* _GOAL_
Repeat exactly each line of the data provided below.

* _INPUT FOR THIS TASK_
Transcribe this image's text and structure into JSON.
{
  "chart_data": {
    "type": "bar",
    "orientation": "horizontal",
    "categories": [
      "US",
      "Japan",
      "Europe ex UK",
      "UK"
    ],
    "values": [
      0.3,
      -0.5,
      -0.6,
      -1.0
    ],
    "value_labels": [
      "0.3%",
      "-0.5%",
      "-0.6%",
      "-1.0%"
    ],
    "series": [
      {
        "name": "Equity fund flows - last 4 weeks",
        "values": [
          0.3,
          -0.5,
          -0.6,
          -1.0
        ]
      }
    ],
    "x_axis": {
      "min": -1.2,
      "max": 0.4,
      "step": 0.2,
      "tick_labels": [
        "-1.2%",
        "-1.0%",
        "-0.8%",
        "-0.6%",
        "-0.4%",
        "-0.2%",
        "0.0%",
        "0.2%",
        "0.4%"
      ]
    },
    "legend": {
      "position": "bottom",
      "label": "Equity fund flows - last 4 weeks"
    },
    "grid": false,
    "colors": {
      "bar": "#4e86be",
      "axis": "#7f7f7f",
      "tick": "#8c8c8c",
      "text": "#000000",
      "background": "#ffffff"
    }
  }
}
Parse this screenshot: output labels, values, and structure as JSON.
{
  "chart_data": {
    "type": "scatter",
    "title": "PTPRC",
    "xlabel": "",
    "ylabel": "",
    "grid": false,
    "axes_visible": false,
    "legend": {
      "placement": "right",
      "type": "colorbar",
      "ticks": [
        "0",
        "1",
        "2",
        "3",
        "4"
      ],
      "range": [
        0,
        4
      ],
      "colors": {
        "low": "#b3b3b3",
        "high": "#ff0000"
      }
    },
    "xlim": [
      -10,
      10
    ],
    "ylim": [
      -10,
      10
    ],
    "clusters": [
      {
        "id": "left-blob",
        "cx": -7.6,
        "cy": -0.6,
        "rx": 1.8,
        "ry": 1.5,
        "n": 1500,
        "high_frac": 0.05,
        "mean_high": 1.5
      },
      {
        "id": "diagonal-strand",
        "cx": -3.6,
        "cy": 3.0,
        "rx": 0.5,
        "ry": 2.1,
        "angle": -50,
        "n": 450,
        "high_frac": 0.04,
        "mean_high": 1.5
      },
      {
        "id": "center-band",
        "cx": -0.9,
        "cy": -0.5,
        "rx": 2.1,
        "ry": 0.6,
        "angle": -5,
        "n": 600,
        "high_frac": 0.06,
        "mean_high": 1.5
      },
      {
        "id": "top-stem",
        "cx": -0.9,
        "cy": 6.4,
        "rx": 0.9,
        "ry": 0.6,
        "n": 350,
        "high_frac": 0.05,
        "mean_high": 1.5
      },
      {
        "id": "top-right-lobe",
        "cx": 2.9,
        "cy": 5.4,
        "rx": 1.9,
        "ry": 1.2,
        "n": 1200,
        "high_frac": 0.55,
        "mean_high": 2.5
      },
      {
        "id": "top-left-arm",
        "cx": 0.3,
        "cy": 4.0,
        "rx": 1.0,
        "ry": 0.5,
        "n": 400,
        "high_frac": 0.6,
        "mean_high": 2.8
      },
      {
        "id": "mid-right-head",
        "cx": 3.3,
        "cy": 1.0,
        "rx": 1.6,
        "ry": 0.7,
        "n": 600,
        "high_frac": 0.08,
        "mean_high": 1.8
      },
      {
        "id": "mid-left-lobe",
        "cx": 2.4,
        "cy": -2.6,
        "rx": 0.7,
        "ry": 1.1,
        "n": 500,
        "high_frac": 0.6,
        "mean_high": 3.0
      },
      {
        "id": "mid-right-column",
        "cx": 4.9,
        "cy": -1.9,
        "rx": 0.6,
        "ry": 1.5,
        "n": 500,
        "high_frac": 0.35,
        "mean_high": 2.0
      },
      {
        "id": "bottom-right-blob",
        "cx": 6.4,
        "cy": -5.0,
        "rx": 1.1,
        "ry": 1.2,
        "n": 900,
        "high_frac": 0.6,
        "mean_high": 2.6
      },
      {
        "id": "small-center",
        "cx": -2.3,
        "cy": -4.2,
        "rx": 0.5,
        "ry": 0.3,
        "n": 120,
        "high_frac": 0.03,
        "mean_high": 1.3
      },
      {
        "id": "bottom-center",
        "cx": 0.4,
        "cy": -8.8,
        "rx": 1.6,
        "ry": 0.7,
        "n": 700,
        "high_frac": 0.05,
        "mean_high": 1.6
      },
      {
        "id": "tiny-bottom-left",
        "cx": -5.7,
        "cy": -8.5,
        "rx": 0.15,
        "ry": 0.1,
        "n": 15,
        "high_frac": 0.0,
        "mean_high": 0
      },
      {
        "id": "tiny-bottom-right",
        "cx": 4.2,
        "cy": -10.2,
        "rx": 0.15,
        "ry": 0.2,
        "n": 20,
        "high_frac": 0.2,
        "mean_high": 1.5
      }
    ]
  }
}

* _ANSWER TO THE PROBLEM_
Transcribe this image's text and structure into JSON.
{
  "chart_data": {
    "type": "bar",
    "orientation": "horizontal",
    "categories": [
      "US",
      "Japan",
      "Europe ex UK",
      "UK"
    ],
    "values": [
      0.3,
      -0.5,
      -0.6,
      -1.0
    ],
    "value_labels": [
      "0.3%",
      "-0.5%",
      "-0.6%",
      "-1.0%"
    ],
    "series": [
      {
        "name": "Equity fund flows - last 4 weeks",
        "values": [
          0.3,
          -0.5,
          -0.6,
          -1.0
        ]
      }
    ],
    "x_axis": {
      "min": -1.2,
      "max": 0.4,
      "step": 0.2,
      "tick_labels": [
        "-1.2%",
        "-1.0%",
        "-0.8%",
        "-0.6%",
        "-0.4%",
        "-0.2%",
        "0.0%",
        "0.2%",
        "0.4%"
      ]
    },
    "legend": {
      "position": "bottom",
      "label": "Equity fund flows - last 4 weeks"
    },
    "grid": false,
    "colors": {
      "bar": "#4e86be",
      "axis": "#7f7f7f",
      "tick": "#8c8c8c",
      "text": "#000000",
      "background": "#ffffff"
    }
  }
}
Parse this screenshot: output labels, values, and structure as JSON.
{
  "chart_data": {
    "type": "scatter",
    "title": "PTPRC",
    "xlabel": "",
    "ylabel": "",
    "grid": false,
    "axes_visible": false,
    "legend": {
      "placement": "right",
      "type": "colorbar",
      "ticks": [
        "0",
        "1",
        "2",
        "3",
        "4"
      ],
      "range": [
        0,
        4
      ],
      "colors": {
        "low": "#b3b3b3",
        "high": "#ff0000"
      }
    },
    "xlim": [
      -10,
      10
    ],
    "ylim": [
      -10,
      10
    ],
    "clusters": [
      {
        "id": "left-blob",
        "cx": -7.6,
        "cy": -0.6,
        "rx": 1.8,
        "ry": 1.5,
        "n": 1500,
        "high_frac": 0.05,
        "mean_high": 1.5
      },
      {
        "id": "diagonal-strand",
        "cx": -3.6,
        "cy": 3.0,
        "rx": 0.5,
        "ry": 2.1,
        "angle": -50,
        "n": 450,
        "high_frac": 0.04,
        "mean_high": 1.5
      },
      {
        "id": "center-band",
        "cx": -0.9,
        "cy": -0.5,
        "rx": 2.1,
        "ry": 0.6,
        "angle": -5,
        "n": 600,
        "high_frac": 0.06,
        "mean_high": 1.5
      },
      {
        "id": "top-stem",
        "cx": -0.9,
        "cy": 6.4,
        "rx": 0.9,
        "ry": 0.6,
        "n": 350,
        "high_frac": 0.05,
        "mean_high": 1.5
      },
      {
        "id": "top-right-lobe",
        "cx": 2.9,
        "cy": 5.4,
        "rx": 1.9,
        "ry": 1.2,
        "n": 1200,
        "high_frac": 0.55,
        "mean_high": 2.5
      },
      {
        "id": "top-left-arm",
        "cx": 0.3,
        "cy": 4.0,
        "rx": 1.0,
        "ry": 0.5,
        "n": 400,
        "high_frac": 0.6,
        "mean_high": 2.8
      },
      {
        "id": "mid-right-head",
        "cx": 3.3,
        "cy": 1.0,
        "rx": 1.6,
        "ry": 0.7,
        "n": 600,
        "high_frac": 0.08,
        "mean_high": 1.8
      },
      {
        "id": "mid-left-lobe",
        "cx": 2.4,
        "cy": -2.6,
        "rx": 0.7,
        "ry": 1.1,
        "n": 500,
        "high_frac": 0.6,
        "mean_high": 3.0
      },
      {
        "id": "mid-right-column",
        "cx": 4.9,
        "cy": -1.9,
        "rx": 0.6,
        "ry": 1.5,
        "n": 500,
        "high_frac": 0.35,
        "mean_high": 2.0
      },
      {
        "id": "bottom-right-blob",
        "cx": 6.4,
        "cy": -5.0,
        "rx": 1.1,
        "ry": 1.2,
        "n": 900,
        "high_frac": 0.6,
        "mean_high": 2.6
      },
      {
        "id": "small-center",
        "cx": -2.3,
        "cy": -4.2,
        "rx": 0.5,
        "ry": 0.3,
        "n": 120,
        "high_frac": 0.03,
        "mean_high": 1.3
      },
      {
        "id": "bottom-center",
        "cx": 0.4,
        "cy": -8.8,
        "rx": 1.6,
        "ry": 0.7,
        "n": 700,
        "high_frac": 0.05,
        "mean_high": 1.6
      },
      {
        "id": "tiny-bottom-left",
        "cx": -5.7,
        "cy": -8.5,
        "rx": 0.15,
        "ry": 0.1,
        "n": 15,
        "high_frac": 0.0,
        "mean_high": 0
      },
      {
        "id": "tiny-bottom-right",
        "cx": 4.2,
        "cy": -10.2,
        "rx": 0.15,
        "ry": 0.2,
        "n": 20,
        "high_frac": 0.2,
        "mean_high": 1.5
      }
    ]
  }
}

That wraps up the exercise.